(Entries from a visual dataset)
:::

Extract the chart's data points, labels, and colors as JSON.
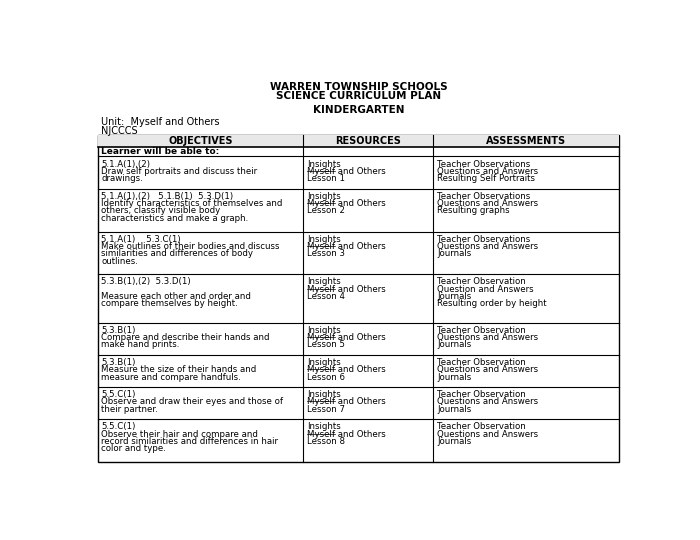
{
  "title_line1": "WARREN TOWNSHIP SCHOOLS",
  "title_line2": "SCIENCE CURRICULUM PLAN",
  "subtitle": "KINDERGARTEN",
  "unit": "Unit:  Myself and Others",
  "njcccs": "NJCCCS",
  "col_headers": [
    "OBJECTIVES",
    "RESOURCES",
    "ASSESSMENTS"
  ],
  "learner_row": "Learner will be able to:",
  "rows": [
    {
      "obj": [
        "5.1.A(1),(2)",
        "Draw self portraits and discuss their",
        "drawings."
      ],
      "res": [
        "Insights",
        "Myself and Others",
        "Lesson 1"
      ],
      "assess": [
        "Teacher Observations",
        "Questions and Answers",
        "Resulting Self Portraits"
      ]
    },
    {
      "obj": [
        "5.1.A(1),(2)   5.1.B(1)  5.3.D(1)",
        "Identify characteristics of themselves and",
        "others, classify visible body",
        "characteristics and make a graph."
      ],
      "res": [
        "Insights",
        "Myself and Others",
        "Lesson 2"
      ],
      "assess": [
        "Teacher Observations",
        "Questions and Answers",
        "Resulting graphs"
      ]
    },
    {
      "obj": [
        "5.1.A(1)    5.3.C(1)",
        "Make outlines of their bodies and discuss",
        "similarities and differences of body",
        "outlines."
      ],
      "res": [
        "Insights",
        "Myself and Others",
        "Lesson 3"
      ],
      "assess": [
        "Teacher Observations",
        "Questions and Answers",
        "Journals"
      ]
    },
    {
      "obj": [
        "5.3.B(1),(2)  5.3.D(1)",
        "",
        "Measure each other and order and",
        "compare themselves by height."
      ],
      "res": [
        "Insights",
        "Myself and Others",
        "Lesson 4"
      ],
      "assess": [
        "Teacher Observation",
        "Question and Answers",
        "Journals",
        "Resulting order by height"
      ]
    },
    {
      "obj": [
        "5.3.B(1)",
        "Compare and describe their hands and",
        "make hand prints."
      ],
      "res": [
        "Insights",
        "Myself and Others",
        "Lesson 5"
      ],
      "assess": [
        "Teacher Observation",
        "Questions and Answers",
        "Journals"
      ]
    },
    {
      "obj": [
        "5.3.B(1)",
        "Measure the size of their hands and",
        "measure and compare handfuls."
      ],
      "res": [
        "Insights",
        "Myself and Others",
        "Lesson 6"
      ],
      "assess": [
        "Teacher Observation",
        "Questions and Answers",
        "Journals"
      ]
    },
    {
      "obj": [
        "5.5.C(1)",
        "Observe and draw their eyes and those of",
        "their partner."
      ],
      "res": [
        "Insights",
        "Myself and Others",
        "Lesson 7"
      ],
      "assess": [
        "Teacher Observation",
        "Questions and Answers",
        "Journals"
      ]
    },
    {
      "obj": [
        "5.5.C(1)",
        "Observe their hair and compare and",
        "record similarities and differences in hair",
        "color and type."
      ],
      "res": [
        "Insights",
        "Myself and Others",
        "Lesson 8"
      ],
      "assess": [
        "Teacher Observation",
        "Questions and Answers",
        "Journals"
      ]
    }
  ],
  "bg_color": "#ffffff",
  "text_color": "#000000",
  "border_color": "#000000",
  "title_fontsize": 7.5,
  "subtitle_fontsize": 7.5,
  "unit_fontsize": 7.0,
  "header_fontsize": 7.0,
  "cell_fontsize": 6.2,
  "learner_fontsize": 6.5
}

:::

Within the entries above, how many lines contain "their"? Respond with the number only.

**Output below**
7